■ EXERCISE REQUIREMENTS ■
Check each line of the material below, and copy it if it holds the string "waveform".
=== SUPPLIED DATA ===
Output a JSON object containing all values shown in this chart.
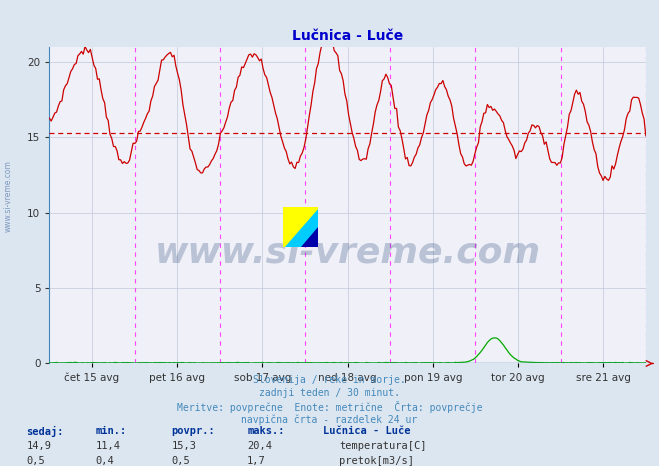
{
  "title": "Lučnica - Luče",
  "title_color": "#0000cc",
  "bg_color": "#dce6f0",
  "plot_bg_color": "#f0f0f8",
  "grid_color": "#c0c8d8",
  "xticklabels": [
    "čet 15 avg",
    "pet 16 avg",
    "sob 17 avg",
    "ned 18 avg",
    "pon 19 avg",
    "tor 20 avg",
    "sre 21 avg"
  ],
  "yticks": [
    0,
    5,
    10,
    15,
    20
  ],
  "ylim": [
    0,
    21
  ],
  "temp_color": "#cc0000",
  "flow_color": "#00aa00",
  "avg_line_color": "#cc0000",
  "avg_line_value": 15.3,
  "vline_color": "#ff44ff",
  "n_points": 336,
  "watermark_text": "www.si-vreme.com",
  "watermark_color": "#1a3a6e",
  "watermark_alpha": 0.25,
  "footer_lines": [
    "Slovenija / reke in morje.",
    "zadnji teden / 30 minut.",
    "Meritve: povprečne  Enote: metrične  Črta: povprečje",
    "navpična črta - razdelek 24 ur"
  ],
  "footer_color": "#4488bb",
  "label_color": "#003399",
  "table_header": [
    "sedaj:",
    "min.:",
    "povpr.:",
    "maks.:",
    "Lučnica - Luče"
  ],
  "table_rows": [
    [
      "14,9",
      "11,4",
      "15,3",
      "20,4"
    ],
    [
      "0,5",
      "0,4",
      "0,5",
      "1,7"
    ]
  ],
  "legend_items": [
    "temperatura[C]",
    "pretok[m3/s]"
  ],
  "legend_colors": [
    "#cc0000",
    "#00aa00"
  ],
  "spine_color": "#4488bb",
  "tick_color": "#333333"
}
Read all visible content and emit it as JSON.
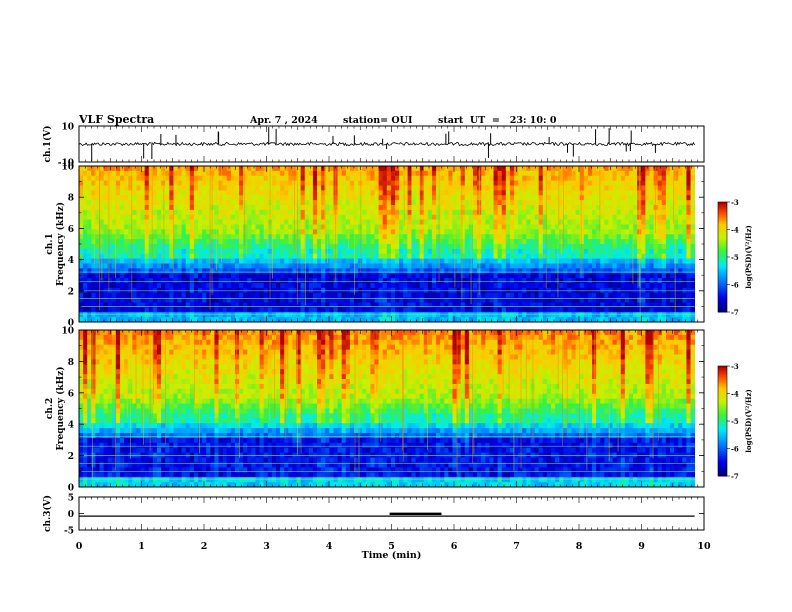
{
  "header": {
    "title": "VLF Spectra",
    "date": "Apr. 7 , 2024",
    "station": "station= OUI",
    "start": "start  UT  =   23: 10: 0"
  },
  "chart_data": [
    {
      "type": "line",
      "panel": "ch1-waveform",
      "ylabel": "ch.1(V)",
      "xlim": [
        0,
        10
      ],
      "ylim": [
        -10,
        10
      ],
      "yticks": [
        "10",
        "-10"
      ],
      "baseline": 0,
      "color": "#000000"
    },
    {
      "type": "heatmap",
      "panel": "ch1-spectrogram",
      "ylabel": "ch.1\nFrequency (kHz)",
      "xlim": [
        0,
        9.85
      ],
      "ylim": [
        0,
        10
      ],
      "yticks": [
        "0",
        "2",
        "4",
        "6",
        "8",
        "10"
      ],
      "colorbar": {
        "label": "log(PSD)(V²/Hz)",
        "range": [
          -7,
          -3
        ],
        "ticks": [
          "-3",
          "-4",
          "-5",
          "-6",
          "-7"
        ]
      }
    },
    {
      "type": "heatmap",
      "panel": "ch2-spectrogram",
      "ylabel": "ch.2\nFrequency (kHz)",
      "xlim": [
        0,
        9.85
      ],
      "ylim": [
        0,
        10
      ],
      "yticks": [
        "0",
        "2",
        "4",
        "6",
        "8",
        "10"
      ],
      "colorbar": {
        "label": "log(PSD)(V²/Hz)",
        "range": [
          -7,
          -3
        ],
        "ticks": [
          "-3",
          "-4",
          "-5",
          "-6",
          "-7"
        ]
      }
    },
    {
      "type": "line",
      "panel": "ch3-waveform",
      "ylabel": "ch.3(V)",
      "xlim": [
        0,
        10
      ],
      "ylim": [
        -5,
        5
      ],
      "yticks": [
        "5",
        "0",
        "-5"
      ],
      "baseline": -0.8,
      "segments": [
        {
          "x": [
            4.97,
            5.8
          ],
          "y": -0.1
        }
      ],
      "color": "#000000"
    }
  ],
  "xaxis": {
    "label": "Time (min)",
    "ticks": [
      "0",
      "1",
      "2",
      "3",
      "4",
      "5",
      "6",
      "7",
      "8",
      "9",
      "10"
    ]
  }
}
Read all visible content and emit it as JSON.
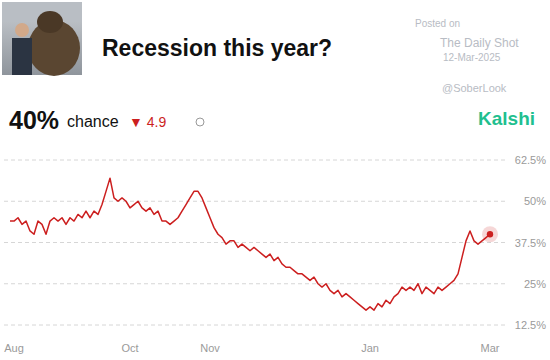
{
  "chart_data": {
    "type": "line",
    "title": "Recession this year?",
    "headline": "40%",
    "headline_label": "chance",
    "change": "▼ 4.9",
    "brand": "Kalshi",
    "watermark": [
      "Posted on",
      "The Daily Shot",
      "12-Mar-2025",
      "@SoberLook"
    ],
    "categories": [
      null,
      "Aug",
      null,
      null,
      null,
      null,
      null,
      null,
      null,
      null,
      null,
      null,
      null,
      null,
      null,
      null,
      null,
      null,
      null,
      null,
      null,
      null,
      null,
      null,
      null,
      null,
      null,
      null,
      null,
      null,
      "Oct",
      null,
      null,
      null,
      null,
      null,
      null,
      null,
      null,
      null,
      null,
      null,
      null,
      null,
      null,
      null,
      null,
      null,
      null,
      null,
      "Nov",
      null,
      null,
      null,
      null,
      null,
      null,
      null,
      null,
      null,
      null,
      null,
      null,
      null,
      null,
      null,
      null,
      null,
      null,
      null,
      null,
      null,
      null,
      null,
      null,
      null,
      null,
      null,
      null,
      null,
      null,
      null,
      null,
      null,
      null,
      null,
      null,
      null,
      null,
      null,
      "Jan",
      null,
      null,
      null,
      null,
      null,
      null,
      null,
      null,
      null,
      null,
      null,
      null,
      null,
      null,
      null,
      null,
      null,
      null,
      null,
      null,
      null,
      null,
      null,
      null,
      null,
      null,
      null,
      null,
      null,
      "Mar"
    ],
    "values": [
      44,
      44,
      45,
      43,
      44,
      41,
      40,
      44,
      43,
      40,
      44,
      45,
      44,
      45,
      43,
      45,
      44,
      46,
      45,
      47,
      45,
      47,
      46,
      49,
      53,
      57,
      51,
      50,
      51,
      50,
      48,
      49,
      50,
      48,
      47,
      48,
      46,
      47,
      44,
      44,
      43,
      44,
      45,
      47,
      49,
      51,
      53,
      53,
      51,
      48,
      45,
      42,
      40,
      39,
      37,
      38,
      38,
      36,
      37,
      36,
      35,
      36,
      35,
      34,
      33,
      34,
      32,
      33,
      31,
      30,
      30,
      29,
      28,
      28,
      27,
      26,
      27,
      25,
      24,
      25,
      23,
      22,
      23,
      21,
      22,
      21,
      20,
      19,
      18,
      17,
      18,
      17,
      19,
      18,
      20,
      19,
      21,
      22,
      24,
      23,
      24,
      23,
      25,
      22,
      24,
      23,
      22,
      24,
      23,
      24,
      25,
      26,
      28,
      33,
      38,
      41,
      38,
      37,
      38,
      39,
      40
    ],
    "color": "#cc1f1f",
    "ylim": [
      12.5,
      62.5
    ],
    "yticks": [
      {
        "value": 12.5,
        "label": "12.5%"
      },
      {
        "value": 25,
        "label": "25%"
      },
      {
        "value": 37.5,
        "label": "37.5%"
      },
      {
        "value": 50,
        "label": "50%"
      },
      {
        "value": 62.5,
        "label": "62.5%"
      }
    ],
    "grid": true
  }
}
===
■ TASK RESULT ■
      "panel": "ch1-waveform",
      "panel": "ch3-waveform",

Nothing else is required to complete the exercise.